> Supplied information:
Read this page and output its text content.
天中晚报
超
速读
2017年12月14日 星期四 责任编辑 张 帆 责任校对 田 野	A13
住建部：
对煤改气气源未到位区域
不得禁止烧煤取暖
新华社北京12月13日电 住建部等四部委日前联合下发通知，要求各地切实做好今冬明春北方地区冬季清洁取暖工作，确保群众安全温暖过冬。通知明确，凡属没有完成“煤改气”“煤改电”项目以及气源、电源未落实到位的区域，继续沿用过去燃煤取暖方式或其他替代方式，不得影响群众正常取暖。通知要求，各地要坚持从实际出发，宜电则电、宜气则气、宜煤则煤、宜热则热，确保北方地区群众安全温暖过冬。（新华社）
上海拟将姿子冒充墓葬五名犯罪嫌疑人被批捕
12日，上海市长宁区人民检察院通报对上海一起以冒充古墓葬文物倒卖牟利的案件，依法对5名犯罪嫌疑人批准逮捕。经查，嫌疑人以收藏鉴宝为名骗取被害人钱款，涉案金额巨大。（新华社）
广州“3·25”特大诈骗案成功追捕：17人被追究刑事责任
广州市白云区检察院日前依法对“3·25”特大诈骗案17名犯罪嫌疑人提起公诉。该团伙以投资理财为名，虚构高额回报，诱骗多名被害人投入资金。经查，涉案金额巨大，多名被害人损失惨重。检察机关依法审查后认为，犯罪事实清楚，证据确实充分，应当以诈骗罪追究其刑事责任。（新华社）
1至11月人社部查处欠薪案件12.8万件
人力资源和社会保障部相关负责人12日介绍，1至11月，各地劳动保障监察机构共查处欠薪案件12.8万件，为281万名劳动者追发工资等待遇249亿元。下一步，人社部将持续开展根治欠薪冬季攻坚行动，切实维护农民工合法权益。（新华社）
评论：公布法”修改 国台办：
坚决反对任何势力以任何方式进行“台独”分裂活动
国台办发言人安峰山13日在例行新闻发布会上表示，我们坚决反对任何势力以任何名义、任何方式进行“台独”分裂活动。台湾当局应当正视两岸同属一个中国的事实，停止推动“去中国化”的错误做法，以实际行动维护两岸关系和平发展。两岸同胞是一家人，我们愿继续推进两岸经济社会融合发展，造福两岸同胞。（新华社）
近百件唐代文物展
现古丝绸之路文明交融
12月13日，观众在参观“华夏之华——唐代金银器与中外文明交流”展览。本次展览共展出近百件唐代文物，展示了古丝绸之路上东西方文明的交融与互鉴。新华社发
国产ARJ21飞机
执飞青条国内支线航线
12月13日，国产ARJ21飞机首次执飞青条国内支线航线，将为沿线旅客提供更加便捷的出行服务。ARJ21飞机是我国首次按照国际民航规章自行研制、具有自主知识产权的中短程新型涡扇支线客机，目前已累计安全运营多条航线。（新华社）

> Exercise:
Of the lines in the records, determine how many contain the word "涉案金额巨大", and report that number alone.

> Solved problem:
2